CGM Valve Co., Inc. v. Gulfstream Steel Corp.

Decision Date10 January 1980
Docket NumberNo. 17572,17572
Citation596 S.W.2d 161
Parties28 UCC Rep.Serv. 1035 CGM VALVE COMPANY, INC., Appellant, v. GULFSTREAM STEEL CORPORATION, Appellee. (1st Dist.)
CourtTexas Court of Appeals

Talbert, Giessel & Stone, Inc., Mark Shelton, Houston, for appellant.

Butler, Binion, Rice, Cook & Knapp, W. N. Blanton, III, Houston, for appellee.

Before PEDEN and EVANS, JJ.

WARREN, Justice.

This is an appeal from a summary judgment awarding appellee recovery over against appellant for damages assessed against appellee in a Florida lawsuit.

The issues are: (1) whether the remedy of "voucher" or "vouching in", as provided by Section 2.607(e)(1) of the Texas Business and Commerce Code, is available under the facts of our case, and (2) whether this court can consider the proof offered by appellee for the purpose of determining its right to summary judgment under a common law indemnity action.

Appellee, a Florida corporation, contracted with Lang Afrique, Inc. to supply a large quantity of valves to be used at a sugar refinery Lang was building in Ivory Coast, Africa. Appellee then contracted with appellant, a Texas corporation, for appellant to furnish and ship the valves directly to Lang at the sugar refinery.

Some time after the receipt of the valves, Lang contended that many of the valves were defective and sued appellee in a state court in Florida. Appellee attempted to join appellant as a third party, but was unsuccessful. Appellee then filed suit against appellant in Texas seeking indemnity for all damages and expenses which would be incurred in the Florida suit.

After much pretrial discovery, the Florida suit was settled. Lang obtained a judgment against appellee for $251,000 damages, $14,108.65 court costs and $86,213.92 attorney fees and expenses, which totals $351,322.57.

Thereafter, appellee filed a Motion for Summary Judgment in Texas, alleging that it was entitled to judgment under Tex.Bus. and Com.Code, Section 2.607(e) (1) for the amount awarded against it in the Florida case, costs incurred in defense of the Florida action and attorneys' fees.

Appellant's Motion in Opposition to Summary Judgment contended among other things that the Florida judgment was not a "full dress, arm's length, good faith, adversary proceeding" as contemplated by Sec. 2.607(e)(1), which states:

(e) Where the buyer is sued for breach of warranty or other obligation for which he is answerable over

(1) he may give his seller written notice of the litigation. If the notice states that the seller may come in and defend and that if the seller does not do so he will be bound in any action against him by his buyer by any determination of fact common to the two litigations, then unless the seller after reasonable receipt of notice does come in and so defend he is so bound.

It is undisputed that appellant was notified of and offered the opportunity to participate in all phases of the lawsuit and the settlement negotiations, and that it declined these offers.

The initial question is whether voucher is available to the defendant who settles the first cause of action as opposed to litigating the cause to judgment. We hold that it is not.

# Entries provided
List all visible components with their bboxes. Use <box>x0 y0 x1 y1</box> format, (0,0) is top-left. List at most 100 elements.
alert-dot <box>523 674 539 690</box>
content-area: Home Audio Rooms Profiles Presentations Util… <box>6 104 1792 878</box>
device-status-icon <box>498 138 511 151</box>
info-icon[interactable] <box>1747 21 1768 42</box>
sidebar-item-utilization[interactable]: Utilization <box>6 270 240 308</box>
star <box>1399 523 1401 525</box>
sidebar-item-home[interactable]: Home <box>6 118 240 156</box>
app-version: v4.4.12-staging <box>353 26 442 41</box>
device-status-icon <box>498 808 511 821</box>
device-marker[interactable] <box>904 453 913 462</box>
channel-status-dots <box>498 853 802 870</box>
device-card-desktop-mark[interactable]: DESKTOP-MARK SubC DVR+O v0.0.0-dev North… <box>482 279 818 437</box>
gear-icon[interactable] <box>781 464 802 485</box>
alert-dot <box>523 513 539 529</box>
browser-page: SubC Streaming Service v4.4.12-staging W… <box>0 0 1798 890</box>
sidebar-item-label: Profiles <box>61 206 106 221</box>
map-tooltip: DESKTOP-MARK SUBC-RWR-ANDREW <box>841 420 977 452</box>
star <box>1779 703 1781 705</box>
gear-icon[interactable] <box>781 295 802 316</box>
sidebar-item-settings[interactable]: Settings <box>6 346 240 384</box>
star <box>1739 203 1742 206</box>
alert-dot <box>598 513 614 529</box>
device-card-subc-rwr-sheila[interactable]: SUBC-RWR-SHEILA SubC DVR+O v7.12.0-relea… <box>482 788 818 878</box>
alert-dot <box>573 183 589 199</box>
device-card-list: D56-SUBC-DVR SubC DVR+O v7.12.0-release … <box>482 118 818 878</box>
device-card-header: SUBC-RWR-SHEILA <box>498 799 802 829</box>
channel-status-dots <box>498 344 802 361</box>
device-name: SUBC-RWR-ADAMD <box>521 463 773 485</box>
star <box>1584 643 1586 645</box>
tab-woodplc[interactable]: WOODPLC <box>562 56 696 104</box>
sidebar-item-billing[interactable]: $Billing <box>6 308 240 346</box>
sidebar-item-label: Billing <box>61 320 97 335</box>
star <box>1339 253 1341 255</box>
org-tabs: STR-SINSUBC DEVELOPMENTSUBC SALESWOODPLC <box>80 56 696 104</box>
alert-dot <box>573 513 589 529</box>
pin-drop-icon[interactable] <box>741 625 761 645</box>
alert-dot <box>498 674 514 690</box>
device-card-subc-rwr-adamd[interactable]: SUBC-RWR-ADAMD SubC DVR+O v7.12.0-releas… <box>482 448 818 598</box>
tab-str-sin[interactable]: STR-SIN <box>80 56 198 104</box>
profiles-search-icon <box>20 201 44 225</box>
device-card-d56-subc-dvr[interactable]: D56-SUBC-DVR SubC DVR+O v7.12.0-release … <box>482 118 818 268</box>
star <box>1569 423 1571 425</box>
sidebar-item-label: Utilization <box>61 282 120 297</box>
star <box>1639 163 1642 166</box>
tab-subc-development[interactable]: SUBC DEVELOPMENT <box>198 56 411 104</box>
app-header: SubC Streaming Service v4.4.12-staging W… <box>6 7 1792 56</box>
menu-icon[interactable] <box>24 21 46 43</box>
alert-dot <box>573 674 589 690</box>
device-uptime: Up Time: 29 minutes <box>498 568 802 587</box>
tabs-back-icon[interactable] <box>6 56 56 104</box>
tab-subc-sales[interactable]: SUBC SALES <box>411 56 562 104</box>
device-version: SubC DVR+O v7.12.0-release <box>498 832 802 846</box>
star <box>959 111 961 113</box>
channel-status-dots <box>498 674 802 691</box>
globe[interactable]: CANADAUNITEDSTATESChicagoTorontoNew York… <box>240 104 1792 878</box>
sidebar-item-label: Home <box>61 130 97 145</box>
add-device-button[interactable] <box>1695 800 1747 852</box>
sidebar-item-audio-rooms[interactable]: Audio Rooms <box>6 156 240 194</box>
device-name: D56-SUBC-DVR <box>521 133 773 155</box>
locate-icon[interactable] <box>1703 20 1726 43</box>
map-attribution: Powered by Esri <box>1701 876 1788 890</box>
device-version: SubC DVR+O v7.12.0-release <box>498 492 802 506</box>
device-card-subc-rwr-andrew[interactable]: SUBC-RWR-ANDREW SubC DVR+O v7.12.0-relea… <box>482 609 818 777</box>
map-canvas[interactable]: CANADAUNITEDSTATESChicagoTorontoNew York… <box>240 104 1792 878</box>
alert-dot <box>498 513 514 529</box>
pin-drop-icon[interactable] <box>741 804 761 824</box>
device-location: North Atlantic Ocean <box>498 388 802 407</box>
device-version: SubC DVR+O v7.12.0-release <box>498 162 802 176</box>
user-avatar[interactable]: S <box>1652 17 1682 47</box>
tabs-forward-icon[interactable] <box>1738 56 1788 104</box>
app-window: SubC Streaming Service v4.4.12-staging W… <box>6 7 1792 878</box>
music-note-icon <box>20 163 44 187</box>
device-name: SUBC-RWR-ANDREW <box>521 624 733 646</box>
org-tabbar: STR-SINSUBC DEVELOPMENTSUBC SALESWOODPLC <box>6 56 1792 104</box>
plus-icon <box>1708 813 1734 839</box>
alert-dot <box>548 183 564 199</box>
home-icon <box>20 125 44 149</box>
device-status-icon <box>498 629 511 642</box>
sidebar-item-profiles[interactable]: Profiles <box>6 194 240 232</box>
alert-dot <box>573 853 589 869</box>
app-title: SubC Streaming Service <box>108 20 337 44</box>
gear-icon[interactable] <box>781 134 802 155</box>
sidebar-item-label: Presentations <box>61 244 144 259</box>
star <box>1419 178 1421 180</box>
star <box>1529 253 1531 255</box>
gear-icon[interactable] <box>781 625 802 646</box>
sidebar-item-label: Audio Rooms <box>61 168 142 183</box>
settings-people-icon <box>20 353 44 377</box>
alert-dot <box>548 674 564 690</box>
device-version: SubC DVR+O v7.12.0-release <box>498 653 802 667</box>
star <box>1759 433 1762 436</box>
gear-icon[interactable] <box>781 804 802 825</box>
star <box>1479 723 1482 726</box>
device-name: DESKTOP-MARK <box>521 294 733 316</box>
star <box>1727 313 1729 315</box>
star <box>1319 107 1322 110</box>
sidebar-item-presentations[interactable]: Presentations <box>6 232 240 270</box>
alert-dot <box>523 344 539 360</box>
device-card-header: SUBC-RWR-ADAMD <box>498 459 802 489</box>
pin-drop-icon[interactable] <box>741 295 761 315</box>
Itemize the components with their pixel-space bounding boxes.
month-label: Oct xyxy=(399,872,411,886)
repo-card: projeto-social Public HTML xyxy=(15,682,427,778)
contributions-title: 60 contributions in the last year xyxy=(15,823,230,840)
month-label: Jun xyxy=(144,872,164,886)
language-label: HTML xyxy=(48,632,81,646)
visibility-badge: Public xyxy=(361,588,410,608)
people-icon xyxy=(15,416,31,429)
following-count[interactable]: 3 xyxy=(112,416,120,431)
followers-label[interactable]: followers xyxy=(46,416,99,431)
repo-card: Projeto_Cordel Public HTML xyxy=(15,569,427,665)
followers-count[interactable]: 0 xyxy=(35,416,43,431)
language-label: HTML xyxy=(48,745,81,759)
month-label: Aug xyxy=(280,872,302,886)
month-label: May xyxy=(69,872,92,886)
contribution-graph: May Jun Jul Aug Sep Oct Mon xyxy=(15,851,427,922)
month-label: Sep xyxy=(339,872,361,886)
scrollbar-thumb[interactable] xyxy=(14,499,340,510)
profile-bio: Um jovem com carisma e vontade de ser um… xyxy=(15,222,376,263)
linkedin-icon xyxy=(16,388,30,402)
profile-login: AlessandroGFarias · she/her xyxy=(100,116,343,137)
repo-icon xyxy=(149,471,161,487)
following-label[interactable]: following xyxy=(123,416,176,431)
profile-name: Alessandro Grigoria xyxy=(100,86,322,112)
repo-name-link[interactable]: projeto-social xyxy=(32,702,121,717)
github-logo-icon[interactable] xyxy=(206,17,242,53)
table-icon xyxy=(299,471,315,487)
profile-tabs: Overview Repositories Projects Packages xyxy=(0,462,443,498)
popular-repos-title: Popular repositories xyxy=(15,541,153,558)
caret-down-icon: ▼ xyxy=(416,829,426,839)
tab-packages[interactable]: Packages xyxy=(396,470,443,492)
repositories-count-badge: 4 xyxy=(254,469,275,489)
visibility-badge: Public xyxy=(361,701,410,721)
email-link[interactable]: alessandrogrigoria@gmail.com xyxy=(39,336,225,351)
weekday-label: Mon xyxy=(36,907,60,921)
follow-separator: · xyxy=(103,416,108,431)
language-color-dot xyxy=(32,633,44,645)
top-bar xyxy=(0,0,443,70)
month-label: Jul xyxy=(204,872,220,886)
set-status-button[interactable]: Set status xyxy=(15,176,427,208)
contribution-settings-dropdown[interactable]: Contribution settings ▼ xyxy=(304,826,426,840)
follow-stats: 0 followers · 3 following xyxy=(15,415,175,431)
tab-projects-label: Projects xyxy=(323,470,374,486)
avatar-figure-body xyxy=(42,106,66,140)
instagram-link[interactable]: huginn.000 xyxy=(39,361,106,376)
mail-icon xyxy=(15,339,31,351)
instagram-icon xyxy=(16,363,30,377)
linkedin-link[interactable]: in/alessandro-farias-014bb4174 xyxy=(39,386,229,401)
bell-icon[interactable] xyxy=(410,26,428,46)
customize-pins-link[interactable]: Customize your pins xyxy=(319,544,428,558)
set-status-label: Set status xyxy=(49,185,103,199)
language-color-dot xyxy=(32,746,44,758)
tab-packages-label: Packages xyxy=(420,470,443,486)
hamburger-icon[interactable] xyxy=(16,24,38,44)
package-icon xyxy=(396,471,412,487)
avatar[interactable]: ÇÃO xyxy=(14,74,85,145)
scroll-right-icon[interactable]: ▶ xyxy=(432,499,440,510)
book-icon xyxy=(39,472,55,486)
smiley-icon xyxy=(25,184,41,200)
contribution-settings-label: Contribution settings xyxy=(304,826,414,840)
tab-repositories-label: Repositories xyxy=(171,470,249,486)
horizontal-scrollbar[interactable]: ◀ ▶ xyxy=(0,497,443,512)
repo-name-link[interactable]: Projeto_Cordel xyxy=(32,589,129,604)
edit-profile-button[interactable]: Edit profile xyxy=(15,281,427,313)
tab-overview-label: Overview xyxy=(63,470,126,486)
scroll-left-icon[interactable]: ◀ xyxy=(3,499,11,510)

# Problem set
1. Reproduce word for word the stretch of the court opinion from "The initial question" through "that it is not.".
2. How many lines of the listing contain the string "SINSUBC", with case counting? Give only the number.

# Task-by-task answers
1.
The initial question is whether voucher is available to the defendant who settles the first cause of action as opposed to litigating the cause to judgment. We hold that it is not.

2. 2